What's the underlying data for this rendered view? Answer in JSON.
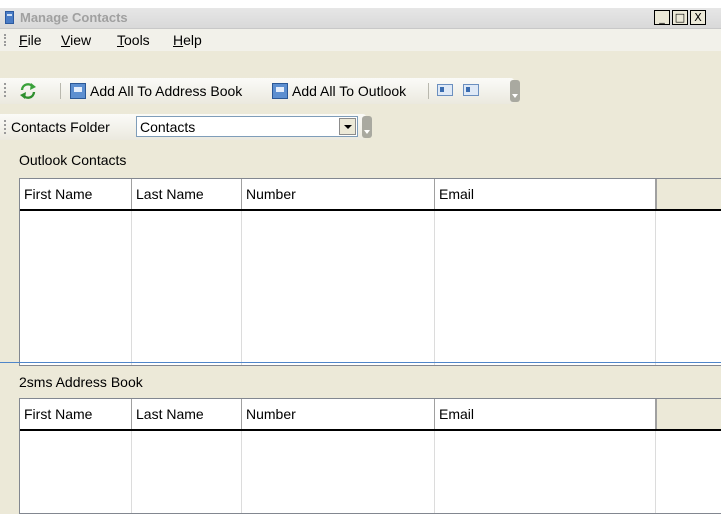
{
  "window": {
    "title": "Manage Contacts",
    "controls": [
      "_",
      "□",
      "X"
    ]
  },
  "menu": {
    "items": [
      {
        "accel": "F",
        "rest": "ile"
      },
      {
        "accel": "V",
        "rest": "iew"
      },
      {
        "accel": "T",
        "rest": "ools"
      },
      {
        "accel": "H",
        "rest": "elp"
      }
    ]
  },
  "toolbar": {
    "refresh_icon": "refresh-icon",
    "add_all_address_book": "Add All To Address Book",
    "add_all_outlook": "Add All To Outlook"
  },
  "folder_bar": {
    "label": "Contacts Folder",
    "selected": "Contacts"
  },
  "outlook_panel": {
    "title": "Outlook Contacts",
    "columns": [
      "First Name",
      "Last Name",
      "Number",
      "Email"
    ],
    "rows": []
  },
  "address_book_panel": {
    "title": "2sms Address Book",
    "columns": [
      "First Name",
      "Last Name",
      "Number",
      "Email"
    ],
    "rows": []
  },
  "colors": {
    "title_inactive": "#a0a0a0",
    "splitter": "#4f86c9",
    "face": "#ece9d8"
  }
}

════════════════

YOUR TASK
Leave out the pictures and copy everything else in the records word for word.

RESPONSE BELOW
What's the underlying data for this rendered view? Answer in JSON.
{
  "window": {
    "title": "Manage Contacts",
    "controls": [
      "_",
      "□",
      "X"
    ]
  },
  "menu": {
    "items": [
      {
        "accel": "F",
        "rest": "ile"
      },
      {
        "accel": "V",
        "rest": "iew"
      },
      {
        "accel": "T",
        "rest": "ools"
      },
      {
        "accel": "H",
        "rest": "elp"
      }
    ]
  },
  "toolbar": {
    "refresh_icon": "refresh-icon",
    "add_all_address_book": "Add All To Address Book",
    "add_all_outlook": "Add All To Outlook"
  },
  "folder_bar": {
    "label": "Contacts Folder",
    "selected": "Contacts"
  },
  "outlook_panel": {
    "title": "Outlook Contacts",
    "columns": [
      "First Name",
      "Last Name",
      "Number",
      "Email"
    ],
    "rows": []
  },
  "address_book_panel": {
    "title": "2sms Address Book",
    "columns": [
      "First Name",
      "Last Name",
      "Number",
      "Email"
    ],
    "rows": []
  },
  "colors": {
    "title_inactive": "#a0a0a0",
    "splitter": "#4f86c9",
    "face": "#ece9d8"
  }
}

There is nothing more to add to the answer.